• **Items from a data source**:
+ + + + + + +
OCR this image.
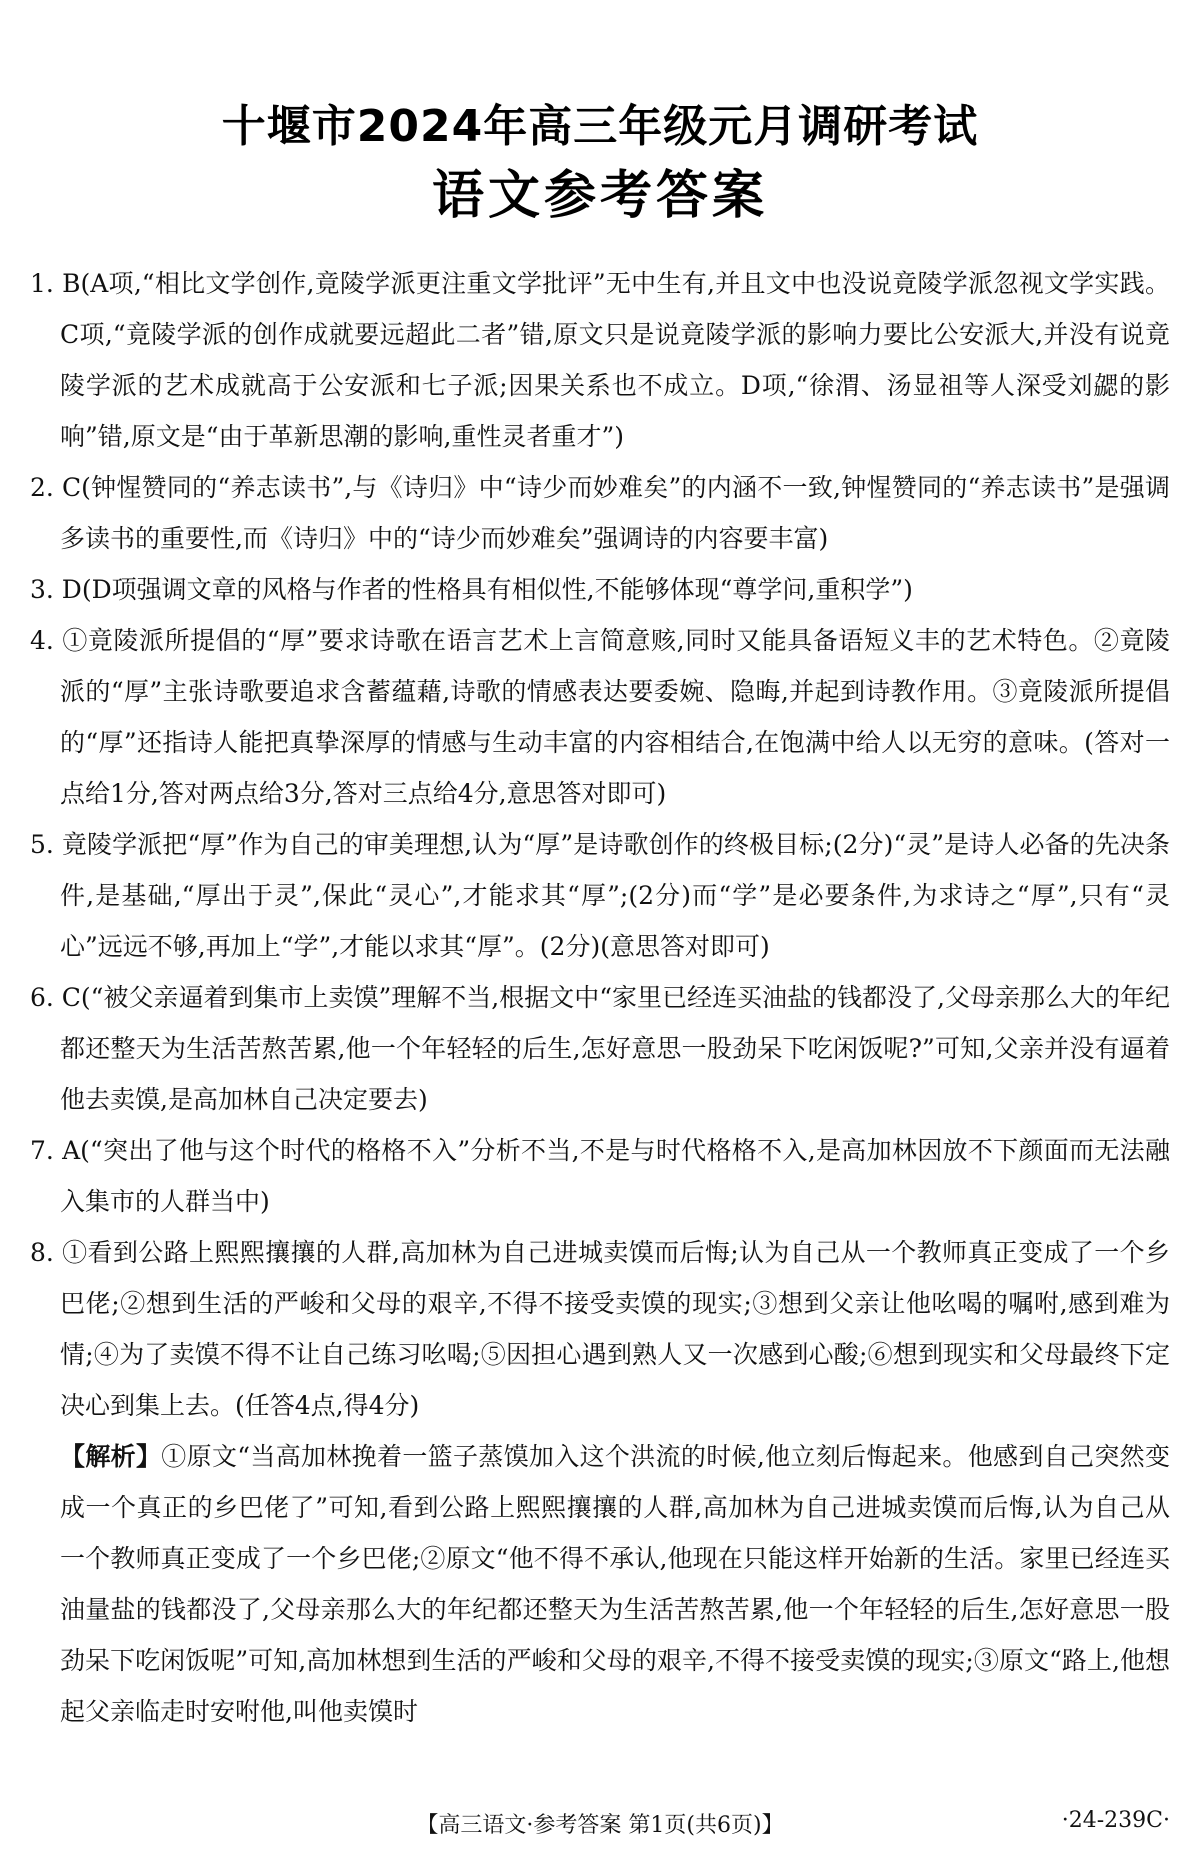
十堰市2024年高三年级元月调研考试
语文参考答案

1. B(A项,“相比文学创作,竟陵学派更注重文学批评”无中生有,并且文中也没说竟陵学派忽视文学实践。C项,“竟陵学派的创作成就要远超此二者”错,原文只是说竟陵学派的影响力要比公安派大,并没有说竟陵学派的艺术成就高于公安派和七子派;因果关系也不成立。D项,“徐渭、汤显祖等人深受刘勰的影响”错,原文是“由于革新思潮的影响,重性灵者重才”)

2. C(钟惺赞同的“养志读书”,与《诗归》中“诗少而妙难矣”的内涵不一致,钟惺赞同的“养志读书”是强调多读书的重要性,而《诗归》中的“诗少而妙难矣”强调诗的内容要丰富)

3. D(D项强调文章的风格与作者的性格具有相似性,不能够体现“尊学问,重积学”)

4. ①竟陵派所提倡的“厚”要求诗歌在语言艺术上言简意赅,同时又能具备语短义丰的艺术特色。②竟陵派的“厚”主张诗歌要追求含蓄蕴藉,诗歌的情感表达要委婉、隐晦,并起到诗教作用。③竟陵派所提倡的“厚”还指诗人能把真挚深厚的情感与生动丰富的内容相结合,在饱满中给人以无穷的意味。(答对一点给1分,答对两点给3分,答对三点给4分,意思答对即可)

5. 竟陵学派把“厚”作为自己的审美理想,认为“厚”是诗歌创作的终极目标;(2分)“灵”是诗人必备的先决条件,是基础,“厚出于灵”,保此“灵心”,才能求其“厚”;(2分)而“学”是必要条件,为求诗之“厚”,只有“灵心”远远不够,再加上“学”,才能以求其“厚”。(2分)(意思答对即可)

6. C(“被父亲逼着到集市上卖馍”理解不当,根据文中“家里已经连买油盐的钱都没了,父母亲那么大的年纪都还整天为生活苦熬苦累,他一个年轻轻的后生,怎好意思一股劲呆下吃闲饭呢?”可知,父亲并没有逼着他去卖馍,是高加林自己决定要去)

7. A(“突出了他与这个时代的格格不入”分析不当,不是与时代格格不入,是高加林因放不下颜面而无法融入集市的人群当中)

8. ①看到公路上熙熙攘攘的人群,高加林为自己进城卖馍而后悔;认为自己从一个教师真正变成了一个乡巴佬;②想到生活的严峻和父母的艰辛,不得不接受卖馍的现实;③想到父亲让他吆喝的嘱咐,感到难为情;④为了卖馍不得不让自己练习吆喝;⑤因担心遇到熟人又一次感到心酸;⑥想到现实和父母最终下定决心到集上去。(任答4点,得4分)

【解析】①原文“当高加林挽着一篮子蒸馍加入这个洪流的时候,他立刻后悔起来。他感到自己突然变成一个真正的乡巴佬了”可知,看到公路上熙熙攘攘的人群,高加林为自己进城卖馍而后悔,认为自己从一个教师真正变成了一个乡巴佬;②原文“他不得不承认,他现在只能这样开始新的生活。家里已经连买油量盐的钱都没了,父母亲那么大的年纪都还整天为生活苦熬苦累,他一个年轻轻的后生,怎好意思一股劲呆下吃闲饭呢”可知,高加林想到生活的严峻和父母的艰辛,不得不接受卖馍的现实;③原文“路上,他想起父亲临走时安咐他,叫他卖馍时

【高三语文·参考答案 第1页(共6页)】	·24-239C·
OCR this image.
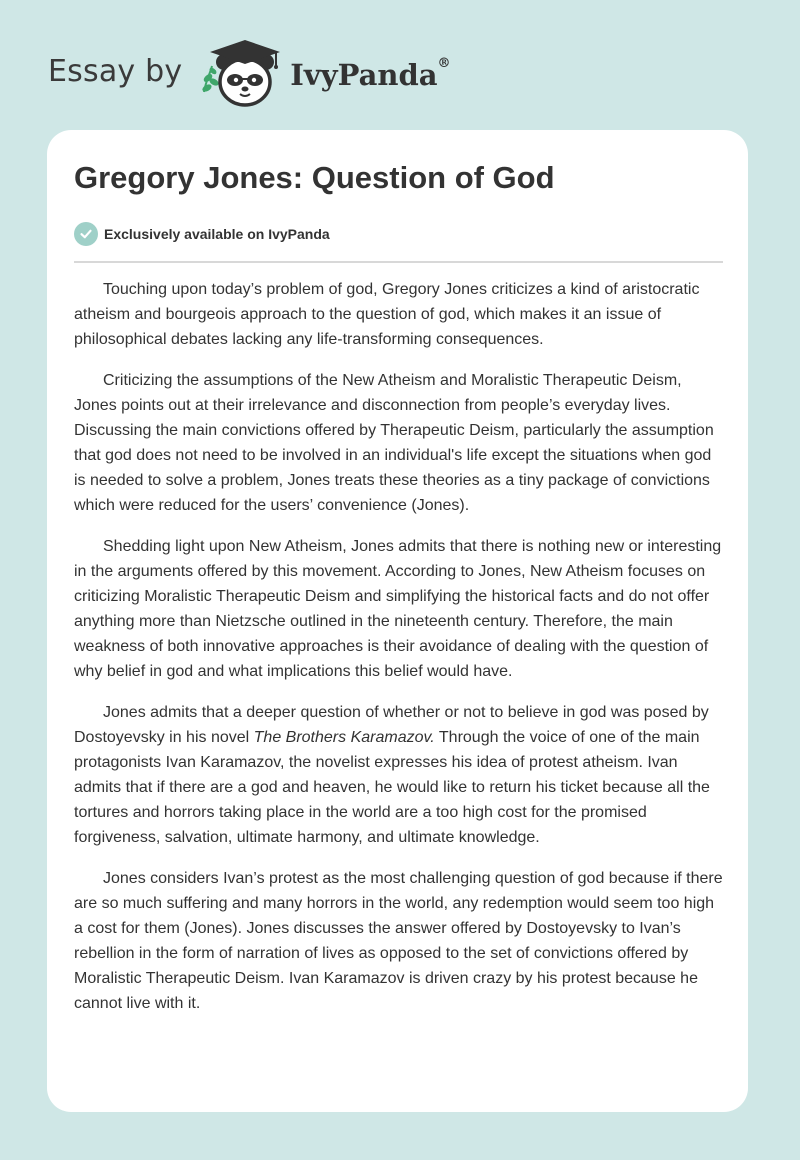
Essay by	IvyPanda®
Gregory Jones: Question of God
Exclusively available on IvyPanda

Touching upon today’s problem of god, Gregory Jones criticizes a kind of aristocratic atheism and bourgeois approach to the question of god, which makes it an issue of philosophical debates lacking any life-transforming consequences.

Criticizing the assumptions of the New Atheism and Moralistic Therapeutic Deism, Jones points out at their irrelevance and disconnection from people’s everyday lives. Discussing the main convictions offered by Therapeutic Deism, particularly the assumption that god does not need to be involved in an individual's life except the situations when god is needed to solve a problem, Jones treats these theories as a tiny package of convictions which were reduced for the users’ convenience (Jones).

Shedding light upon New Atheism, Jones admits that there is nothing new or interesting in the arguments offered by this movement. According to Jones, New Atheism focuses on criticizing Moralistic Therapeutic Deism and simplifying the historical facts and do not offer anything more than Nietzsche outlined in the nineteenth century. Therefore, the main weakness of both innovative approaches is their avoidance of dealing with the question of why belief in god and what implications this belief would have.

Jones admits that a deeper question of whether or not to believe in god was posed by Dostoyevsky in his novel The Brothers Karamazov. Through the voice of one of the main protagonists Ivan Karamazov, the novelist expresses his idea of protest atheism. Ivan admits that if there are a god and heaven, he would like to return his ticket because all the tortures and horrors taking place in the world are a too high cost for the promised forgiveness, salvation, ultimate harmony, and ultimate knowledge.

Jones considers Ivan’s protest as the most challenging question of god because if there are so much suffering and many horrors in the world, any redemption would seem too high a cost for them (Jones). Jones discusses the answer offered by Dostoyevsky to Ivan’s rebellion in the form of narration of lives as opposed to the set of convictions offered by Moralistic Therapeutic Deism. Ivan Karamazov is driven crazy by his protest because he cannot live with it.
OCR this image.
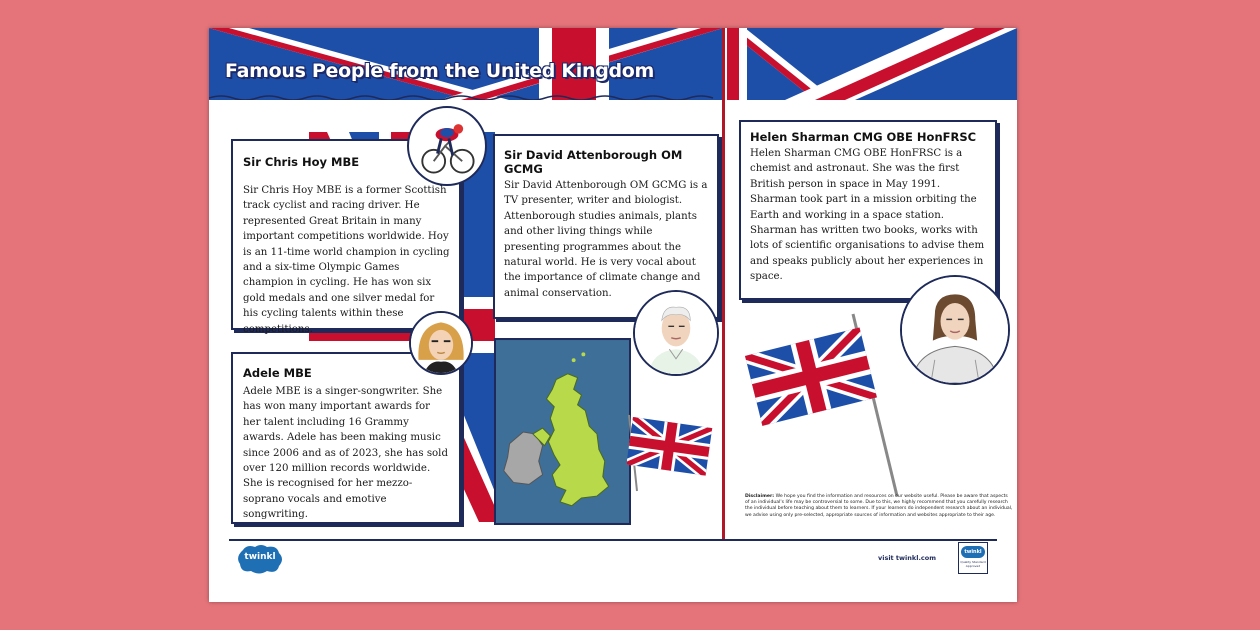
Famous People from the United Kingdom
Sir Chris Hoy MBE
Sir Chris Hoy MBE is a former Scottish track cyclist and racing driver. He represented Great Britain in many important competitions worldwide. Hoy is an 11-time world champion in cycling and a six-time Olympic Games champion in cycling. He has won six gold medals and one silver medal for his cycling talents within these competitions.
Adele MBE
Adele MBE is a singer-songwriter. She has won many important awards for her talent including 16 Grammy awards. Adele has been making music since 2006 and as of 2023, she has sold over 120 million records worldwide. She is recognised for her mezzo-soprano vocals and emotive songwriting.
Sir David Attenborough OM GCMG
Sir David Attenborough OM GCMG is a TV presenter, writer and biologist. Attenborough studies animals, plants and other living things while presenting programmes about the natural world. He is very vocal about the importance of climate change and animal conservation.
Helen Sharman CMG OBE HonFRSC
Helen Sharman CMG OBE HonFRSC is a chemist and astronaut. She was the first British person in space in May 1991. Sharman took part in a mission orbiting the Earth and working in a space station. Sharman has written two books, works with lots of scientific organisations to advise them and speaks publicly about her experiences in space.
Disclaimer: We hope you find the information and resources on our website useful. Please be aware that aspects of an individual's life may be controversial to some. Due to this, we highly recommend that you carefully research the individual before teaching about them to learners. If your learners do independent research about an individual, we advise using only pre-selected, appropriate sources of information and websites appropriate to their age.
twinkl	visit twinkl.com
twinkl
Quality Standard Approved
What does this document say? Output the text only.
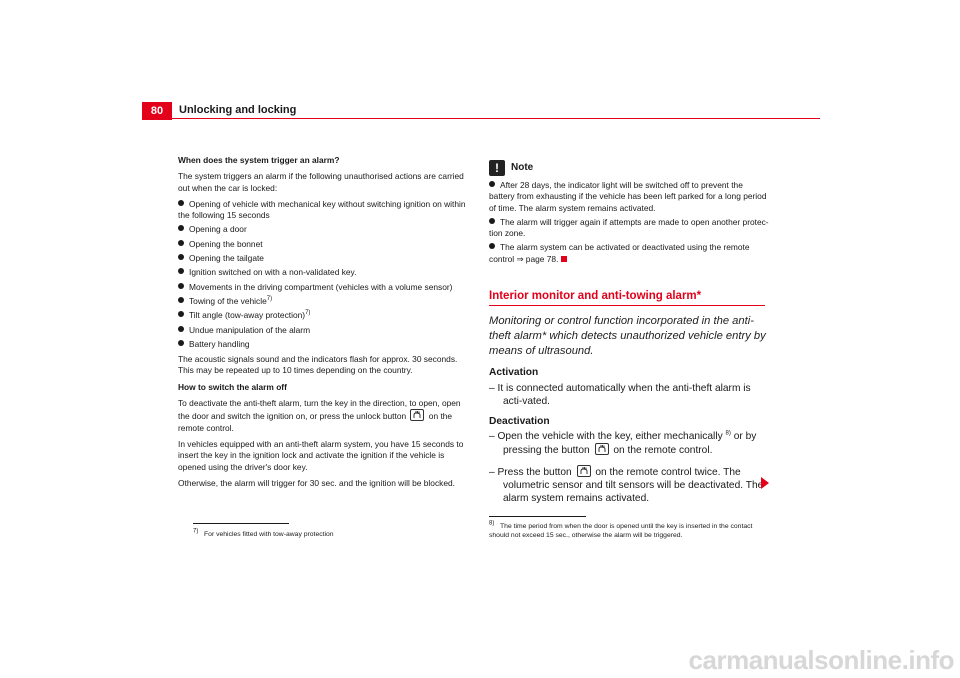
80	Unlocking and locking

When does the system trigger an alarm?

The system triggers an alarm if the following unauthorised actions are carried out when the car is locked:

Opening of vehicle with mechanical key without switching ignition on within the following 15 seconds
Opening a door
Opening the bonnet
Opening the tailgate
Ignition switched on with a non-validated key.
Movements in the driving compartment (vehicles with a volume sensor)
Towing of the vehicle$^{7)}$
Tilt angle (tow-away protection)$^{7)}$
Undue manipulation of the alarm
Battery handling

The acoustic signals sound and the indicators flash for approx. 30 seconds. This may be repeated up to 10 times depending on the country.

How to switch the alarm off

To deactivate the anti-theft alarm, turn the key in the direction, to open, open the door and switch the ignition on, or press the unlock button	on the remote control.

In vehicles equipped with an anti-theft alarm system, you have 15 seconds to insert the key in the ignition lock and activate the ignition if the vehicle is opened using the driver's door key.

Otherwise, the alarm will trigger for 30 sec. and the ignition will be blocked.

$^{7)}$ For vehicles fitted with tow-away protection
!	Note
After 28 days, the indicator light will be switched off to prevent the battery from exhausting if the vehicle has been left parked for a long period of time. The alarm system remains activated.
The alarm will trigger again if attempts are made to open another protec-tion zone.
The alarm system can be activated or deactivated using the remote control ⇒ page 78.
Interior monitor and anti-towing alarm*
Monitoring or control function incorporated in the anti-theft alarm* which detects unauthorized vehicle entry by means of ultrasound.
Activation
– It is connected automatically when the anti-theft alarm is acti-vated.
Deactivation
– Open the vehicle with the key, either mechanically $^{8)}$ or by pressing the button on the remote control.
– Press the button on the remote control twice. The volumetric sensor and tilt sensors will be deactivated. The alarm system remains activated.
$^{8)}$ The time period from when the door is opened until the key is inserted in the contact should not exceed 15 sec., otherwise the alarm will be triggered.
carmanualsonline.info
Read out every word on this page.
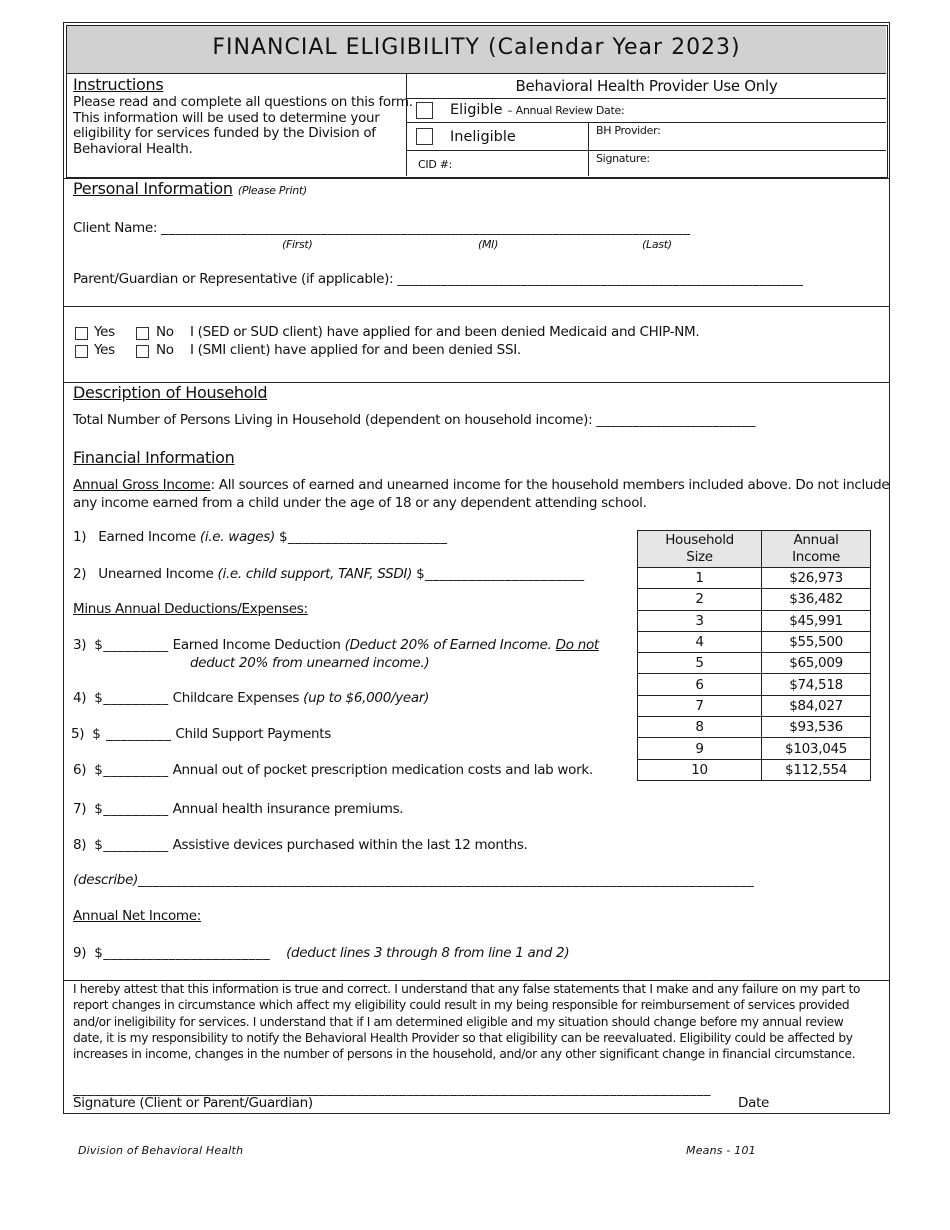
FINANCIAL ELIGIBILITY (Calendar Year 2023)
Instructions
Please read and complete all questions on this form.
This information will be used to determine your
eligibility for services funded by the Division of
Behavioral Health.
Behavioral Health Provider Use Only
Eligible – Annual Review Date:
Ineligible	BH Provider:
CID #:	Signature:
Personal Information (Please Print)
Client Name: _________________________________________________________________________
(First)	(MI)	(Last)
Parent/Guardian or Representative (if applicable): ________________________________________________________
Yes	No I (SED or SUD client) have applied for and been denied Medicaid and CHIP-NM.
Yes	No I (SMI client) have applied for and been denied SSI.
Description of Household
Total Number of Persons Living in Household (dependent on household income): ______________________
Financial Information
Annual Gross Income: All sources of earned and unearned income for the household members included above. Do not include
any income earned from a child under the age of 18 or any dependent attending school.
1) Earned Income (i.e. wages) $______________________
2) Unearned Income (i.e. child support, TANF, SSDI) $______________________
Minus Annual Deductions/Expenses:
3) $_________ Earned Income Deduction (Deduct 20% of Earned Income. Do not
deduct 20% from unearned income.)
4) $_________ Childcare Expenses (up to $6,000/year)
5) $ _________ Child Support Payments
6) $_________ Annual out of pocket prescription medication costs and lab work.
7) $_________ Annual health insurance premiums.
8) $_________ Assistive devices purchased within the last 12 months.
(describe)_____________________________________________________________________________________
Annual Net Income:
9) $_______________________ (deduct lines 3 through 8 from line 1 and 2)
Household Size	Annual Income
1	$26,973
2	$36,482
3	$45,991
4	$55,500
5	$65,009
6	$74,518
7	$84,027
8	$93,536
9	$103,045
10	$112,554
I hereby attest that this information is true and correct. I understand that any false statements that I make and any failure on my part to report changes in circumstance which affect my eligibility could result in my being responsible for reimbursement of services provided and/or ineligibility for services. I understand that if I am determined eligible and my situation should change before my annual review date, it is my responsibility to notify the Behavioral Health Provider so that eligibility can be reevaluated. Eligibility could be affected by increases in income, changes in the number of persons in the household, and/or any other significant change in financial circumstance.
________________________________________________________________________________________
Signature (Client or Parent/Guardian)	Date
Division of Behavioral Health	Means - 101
+ + + + + + +
Copy out each line of the records where the string "protection" appears.

Tilt angle (tow-away protection)$^{7)}$
$^{7)}$ For vehicles fitted with tow-away protection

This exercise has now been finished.